→ **FRAGMENTO EXTRAÍDO**
-=-=-=-=-
Deriva, editado por El Periodista, es la primera novela de Cristóbal Aguiló, presentada el jueves 28 en la librería Ulises del barrio Lastarria por las escritoras Marcela Serrano y Montserrat Martorell. La obra, cuyo valor es de 9 mil pesos, da inicio a la colección Mi primera edición, una puerta de entrada a la literatura para nuevos escritores. A continuación la presentación de la autora de «Nosotras que nos queremos tanto».
“Deriva” es el título de la primera novela de Cristóbal Aguiló. Repito, primera novela. Cuánta valentía se requiere, tomar la decisión de sumergirse en aguas aparentemente claras y límpidas arriesgándose a las feroces corrientes del interior, borrascas desconocidas e infrecuentadas, sin sospechar qué fondo espera.
¿Por qué escribir una novela? ¿Para sortear la deriva? La novela es una incesante compulsión, escondida dentro de los más insospechados espíritus. Alguno dirá, para transformar la realidad a través del lenguaje. Para ordenarla, desordenándola, imaginarla diferente. Para no vivir en la inmediatez. Para no asfixiarse en la tiranía cotidiana y ensayar una vida más allá de la vida. Para dar a conocer lo desconocido que hay en nosotros, dejándolo siempre inaprehendido, a un paso por delante nuestro. Se escribe para no mentir. Para no morirse.
Rilke fue tajante: si puedes vivir sin escribir, no escribas. Cristóbal Aguiló está en el momento exacto en que puede escuchar a Rilke y escapar a perderse. Más tarde se le hará difícil.
Esta historia cuenta con dos personajes protagónicos: el hijo, Javier, y el padre, Ernesto. Javier, nacido en 1988, se demoró mucho en salir del vientre de su madre porque afuera llovía más fuerte que de costumbre. Ernesto, nacido en 1963, amante de la agricultura, es básicamente colo-colino y un enamorado que se toma una licencia de cuatro meses del trabajo porque lo abandonó su mujer. Defino las fechas de nacimiento, no para entrar en detalles, sino para enfatizar lo que más que atrajo de esta novela: las generaciones.
-=-=-=-=-
→ **REGISTROS DEL CONJUNTO**
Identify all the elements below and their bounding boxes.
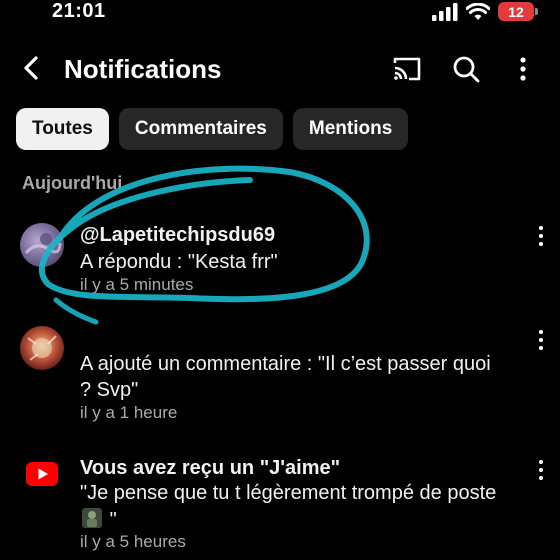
more-vertical-icon[interactable] — [536, 330, 546, 350]
youtube-logo-icon — [26, 462, 58, 486]
status-icons: 12 — [432, 2, 538, 21]
tab-mentions[interactable]: Mentions — [292, 108, 409, 150]
back-icon[interactable] — [18, 54, 46, 82]
more-vertical-icon[interactable] — [506, 52, 540, 86]
tab-commentaires[interactable]: Commentaires — [118, 108, 283, 150]
tab-toutes[interactable]: Toutes — [16, 108, 109, 150]
avatar — [20, 223, 64, 267]
notification-time: il y a 1 heure — [80, 403, 178, 422]
signal-icon — [432, 2, 458, 21]
notification-body-end: " — [109, 509, 117, 531]
page-title: Notifications — [64, 54, 222, 84]
notification-body: A répondu : "Kesta frr" — [80, 251, 278, 273]
avatar — [20, 326, 64, 370]
status-bar: 21:01 12 — [0, 0, 560, 26]
emoji-icon — [80, 506, 104, 530]
cast-icon[interactable] — [390, 52, 424, 86]
notification-time: il y a 5 heures — [80, 532, 186, 551]
more-vertical-icon[interactable] — [536, 226, 546, 246]
filter-tabs: Toutes Commentaires Mentions — [16, 108, 409, 150]
notification-body: A ajouté un commentaire : "Il c’est pass… — [80, 353, 491, 401]
notification-body: "Je pense que tu t légèrement trompé de … — [80, 480, 500, 533]
notification-time: il y a 5 minutes — [80, 275, 194, 294]
redaction-overlay — [76, 318, 248, 348]
wifi-icon — [466, 2, 490, 20]
notification-title: Vous avez reçu un "J'aime" — [80, 457, 341, 479]
status-time: 21:01 — [52, 0, 106, 22]
notification-body-text: "Je pense que tu t légèrement trompé de … — [80, 482, 497, 504]
search-icon[interactable] — [449, 52, 483, 86]
battery-level: 12 — [508, 3, 524, 20]
notification-title: @Lapetitechipsdu69 — [80, 224, 276, 246]
section-title: Aujourd'hui — [22, 173, 123, 193]
more-vertical-icon[interactable] — [536, 460, 546, 480]
app-header: Notifications — [0, 46, 560, 94]
battery-icon: 12 — [498, 2, 538, 21]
-=-=-=-=-
→ **LO QUE HARÁS**
(1) Por favor, transcribe sin cambios la parte de la presentación de «Deriva» que abre con las palabras que contienen "Rilke fue tajante: si" y cierra con "le hará difícil.".
(2) Según la presentación de «Deriva», ¿por qué se indican las fechas de nacimiento de Javier y de Ernesto? Explícalo en una a tres oraciones.

→ **RESULTADOS DE TAREAS**
(1)
Rilke fue tajante: si puedes vivir sin escribir, no escribas. Cristóbal Aguiló está en el momento exacto en que puede escuchar a Rilke y escapar a perderse. Más tarde se le hará difícil.

(2) Las fechas no se dan para entrar en detalles. Sirven para enfatizar lo que más atrajo de esta novela: las generaciones. Javier nació en 1988 y su padre, Ernesto, en 1963.